**Exercise aim**
Each line of the data that includes the string "JSON" is to be copied out.

(Entries with figure data)

+ + + + +

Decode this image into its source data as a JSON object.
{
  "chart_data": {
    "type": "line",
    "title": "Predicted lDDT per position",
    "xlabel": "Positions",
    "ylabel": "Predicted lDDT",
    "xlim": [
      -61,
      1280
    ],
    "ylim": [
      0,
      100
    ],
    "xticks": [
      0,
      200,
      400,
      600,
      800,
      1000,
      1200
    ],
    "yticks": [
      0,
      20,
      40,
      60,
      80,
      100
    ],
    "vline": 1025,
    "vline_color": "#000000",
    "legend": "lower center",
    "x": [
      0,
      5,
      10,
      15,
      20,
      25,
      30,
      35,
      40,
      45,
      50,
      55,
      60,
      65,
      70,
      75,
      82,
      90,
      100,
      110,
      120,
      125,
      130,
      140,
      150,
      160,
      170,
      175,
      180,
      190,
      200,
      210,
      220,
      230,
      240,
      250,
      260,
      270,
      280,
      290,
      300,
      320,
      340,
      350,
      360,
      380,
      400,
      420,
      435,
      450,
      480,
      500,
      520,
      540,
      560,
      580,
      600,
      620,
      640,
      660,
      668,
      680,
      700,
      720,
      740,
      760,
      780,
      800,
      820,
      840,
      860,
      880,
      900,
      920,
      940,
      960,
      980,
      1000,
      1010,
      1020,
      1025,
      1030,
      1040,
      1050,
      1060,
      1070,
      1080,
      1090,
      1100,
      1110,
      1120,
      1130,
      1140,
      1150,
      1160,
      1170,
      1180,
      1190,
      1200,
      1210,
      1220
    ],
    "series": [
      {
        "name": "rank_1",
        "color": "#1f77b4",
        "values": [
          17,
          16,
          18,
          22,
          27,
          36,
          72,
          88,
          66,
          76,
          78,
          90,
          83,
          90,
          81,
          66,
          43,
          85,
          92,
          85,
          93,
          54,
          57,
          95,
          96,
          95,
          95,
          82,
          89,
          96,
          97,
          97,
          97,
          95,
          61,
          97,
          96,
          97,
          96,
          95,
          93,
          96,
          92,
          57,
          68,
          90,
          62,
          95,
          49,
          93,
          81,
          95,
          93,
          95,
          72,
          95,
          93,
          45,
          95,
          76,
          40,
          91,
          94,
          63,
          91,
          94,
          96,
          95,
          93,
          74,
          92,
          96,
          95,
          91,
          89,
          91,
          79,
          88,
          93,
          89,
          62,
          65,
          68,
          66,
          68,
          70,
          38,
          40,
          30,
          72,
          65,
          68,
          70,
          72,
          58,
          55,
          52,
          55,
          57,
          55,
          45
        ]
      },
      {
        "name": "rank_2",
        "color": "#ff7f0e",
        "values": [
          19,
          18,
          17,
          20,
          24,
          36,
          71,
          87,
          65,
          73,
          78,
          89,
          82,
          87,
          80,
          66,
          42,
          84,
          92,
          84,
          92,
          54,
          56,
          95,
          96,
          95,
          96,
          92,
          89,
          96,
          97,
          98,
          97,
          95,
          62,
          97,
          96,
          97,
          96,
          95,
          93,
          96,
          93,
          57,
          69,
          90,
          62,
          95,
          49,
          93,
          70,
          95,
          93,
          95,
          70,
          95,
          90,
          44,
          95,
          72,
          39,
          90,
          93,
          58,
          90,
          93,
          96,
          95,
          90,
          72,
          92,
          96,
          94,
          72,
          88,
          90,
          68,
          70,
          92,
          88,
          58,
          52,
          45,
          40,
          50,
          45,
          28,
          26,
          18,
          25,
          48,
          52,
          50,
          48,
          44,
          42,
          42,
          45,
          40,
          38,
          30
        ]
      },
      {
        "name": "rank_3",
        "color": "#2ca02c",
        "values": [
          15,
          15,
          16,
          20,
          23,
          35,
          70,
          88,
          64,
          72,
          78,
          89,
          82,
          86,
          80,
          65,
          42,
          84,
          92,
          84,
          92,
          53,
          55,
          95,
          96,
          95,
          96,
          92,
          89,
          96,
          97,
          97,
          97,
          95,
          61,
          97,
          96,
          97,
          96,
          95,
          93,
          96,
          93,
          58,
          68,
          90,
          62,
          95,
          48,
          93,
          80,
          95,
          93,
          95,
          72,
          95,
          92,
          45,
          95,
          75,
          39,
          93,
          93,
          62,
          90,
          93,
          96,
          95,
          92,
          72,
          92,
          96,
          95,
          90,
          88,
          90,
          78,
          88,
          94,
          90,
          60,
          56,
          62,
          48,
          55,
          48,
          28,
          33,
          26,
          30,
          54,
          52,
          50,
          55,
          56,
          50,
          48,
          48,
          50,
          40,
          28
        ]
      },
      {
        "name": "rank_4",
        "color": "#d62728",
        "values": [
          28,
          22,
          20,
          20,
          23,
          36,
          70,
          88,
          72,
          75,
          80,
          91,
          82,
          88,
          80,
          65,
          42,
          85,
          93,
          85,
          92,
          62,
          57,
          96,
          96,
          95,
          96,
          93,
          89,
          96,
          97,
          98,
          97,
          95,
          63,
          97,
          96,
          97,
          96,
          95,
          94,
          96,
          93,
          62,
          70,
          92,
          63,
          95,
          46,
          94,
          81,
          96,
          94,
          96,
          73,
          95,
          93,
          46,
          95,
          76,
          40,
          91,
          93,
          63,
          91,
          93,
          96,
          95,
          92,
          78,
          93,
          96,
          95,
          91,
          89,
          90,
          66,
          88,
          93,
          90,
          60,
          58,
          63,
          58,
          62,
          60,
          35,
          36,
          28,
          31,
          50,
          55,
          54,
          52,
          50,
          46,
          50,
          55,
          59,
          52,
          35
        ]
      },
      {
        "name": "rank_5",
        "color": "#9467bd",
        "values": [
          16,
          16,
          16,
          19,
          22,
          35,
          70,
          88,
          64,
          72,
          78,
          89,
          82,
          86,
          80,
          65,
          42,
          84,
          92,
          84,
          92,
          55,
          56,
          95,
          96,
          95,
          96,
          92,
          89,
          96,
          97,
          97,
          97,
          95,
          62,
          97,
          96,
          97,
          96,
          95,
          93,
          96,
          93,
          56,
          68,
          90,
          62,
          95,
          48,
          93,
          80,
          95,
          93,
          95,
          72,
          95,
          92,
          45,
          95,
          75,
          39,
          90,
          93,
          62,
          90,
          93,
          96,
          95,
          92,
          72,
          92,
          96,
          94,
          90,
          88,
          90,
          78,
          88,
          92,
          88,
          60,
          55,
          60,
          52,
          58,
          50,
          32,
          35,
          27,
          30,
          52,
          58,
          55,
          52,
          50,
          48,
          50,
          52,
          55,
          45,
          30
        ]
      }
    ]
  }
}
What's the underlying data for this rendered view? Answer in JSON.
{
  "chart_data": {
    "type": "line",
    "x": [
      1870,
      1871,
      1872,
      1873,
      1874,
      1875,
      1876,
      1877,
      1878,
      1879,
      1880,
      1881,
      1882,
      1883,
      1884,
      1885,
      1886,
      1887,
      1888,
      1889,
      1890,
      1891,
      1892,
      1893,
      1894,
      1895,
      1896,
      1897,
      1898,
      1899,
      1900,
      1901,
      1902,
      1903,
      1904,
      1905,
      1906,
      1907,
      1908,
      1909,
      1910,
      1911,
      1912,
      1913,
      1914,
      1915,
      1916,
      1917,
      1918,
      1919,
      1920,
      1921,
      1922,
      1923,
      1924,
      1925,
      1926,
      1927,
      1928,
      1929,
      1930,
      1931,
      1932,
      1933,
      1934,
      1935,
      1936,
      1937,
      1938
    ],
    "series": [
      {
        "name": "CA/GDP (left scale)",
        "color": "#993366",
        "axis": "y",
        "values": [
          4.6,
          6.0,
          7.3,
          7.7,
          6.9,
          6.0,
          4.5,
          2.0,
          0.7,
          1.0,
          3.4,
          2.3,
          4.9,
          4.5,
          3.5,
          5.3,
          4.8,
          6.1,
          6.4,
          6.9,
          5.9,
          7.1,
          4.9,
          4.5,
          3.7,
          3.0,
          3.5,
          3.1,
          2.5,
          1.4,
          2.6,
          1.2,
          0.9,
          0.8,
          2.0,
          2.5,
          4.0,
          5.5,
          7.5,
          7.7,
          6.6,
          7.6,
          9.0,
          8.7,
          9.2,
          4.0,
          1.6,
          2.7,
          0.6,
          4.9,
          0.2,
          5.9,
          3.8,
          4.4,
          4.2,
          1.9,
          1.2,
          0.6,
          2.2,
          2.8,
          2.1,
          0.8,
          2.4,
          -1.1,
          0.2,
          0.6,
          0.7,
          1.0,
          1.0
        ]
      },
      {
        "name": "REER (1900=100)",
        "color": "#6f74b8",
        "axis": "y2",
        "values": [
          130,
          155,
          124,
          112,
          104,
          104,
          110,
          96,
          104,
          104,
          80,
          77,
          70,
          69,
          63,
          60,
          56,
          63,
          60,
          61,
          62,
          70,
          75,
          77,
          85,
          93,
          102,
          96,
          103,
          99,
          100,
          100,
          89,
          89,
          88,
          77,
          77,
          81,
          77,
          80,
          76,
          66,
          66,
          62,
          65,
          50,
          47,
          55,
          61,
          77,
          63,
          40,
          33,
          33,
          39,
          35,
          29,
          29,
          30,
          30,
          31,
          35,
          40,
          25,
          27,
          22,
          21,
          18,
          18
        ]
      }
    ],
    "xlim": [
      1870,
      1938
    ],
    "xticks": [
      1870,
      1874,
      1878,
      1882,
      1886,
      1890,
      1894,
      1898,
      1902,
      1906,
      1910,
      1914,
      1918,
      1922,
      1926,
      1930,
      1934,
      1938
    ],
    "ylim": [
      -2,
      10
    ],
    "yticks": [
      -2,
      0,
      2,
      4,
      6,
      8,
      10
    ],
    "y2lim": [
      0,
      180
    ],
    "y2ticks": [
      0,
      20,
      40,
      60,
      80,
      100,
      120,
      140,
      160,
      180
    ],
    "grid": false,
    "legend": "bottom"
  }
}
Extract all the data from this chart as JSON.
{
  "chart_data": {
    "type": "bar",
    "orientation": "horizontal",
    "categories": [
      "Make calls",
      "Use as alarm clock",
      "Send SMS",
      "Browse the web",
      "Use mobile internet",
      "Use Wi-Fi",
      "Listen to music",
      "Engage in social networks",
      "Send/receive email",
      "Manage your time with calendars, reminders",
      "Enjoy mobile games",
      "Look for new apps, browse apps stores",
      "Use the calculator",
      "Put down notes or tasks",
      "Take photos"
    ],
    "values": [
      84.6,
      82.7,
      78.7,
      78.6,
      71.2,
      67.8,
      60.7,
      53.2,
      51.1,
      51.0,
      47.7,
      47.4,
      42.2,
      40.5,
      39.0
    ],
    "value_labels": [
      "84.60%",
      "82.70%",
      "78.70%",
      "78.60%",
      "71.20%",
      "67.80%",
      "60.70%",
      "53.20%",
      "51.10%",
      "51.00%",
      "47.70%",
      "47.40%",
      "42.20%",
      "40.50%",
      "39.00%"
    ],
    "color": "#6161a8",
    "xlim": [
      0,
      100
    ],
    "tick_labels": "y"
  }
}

+ + + + +

**Complete response**
Decode this image into its source data as a JSON object.
What's the underlying data for this rendered view? Answer in JSON.
Extract all the data from this chart as JSON.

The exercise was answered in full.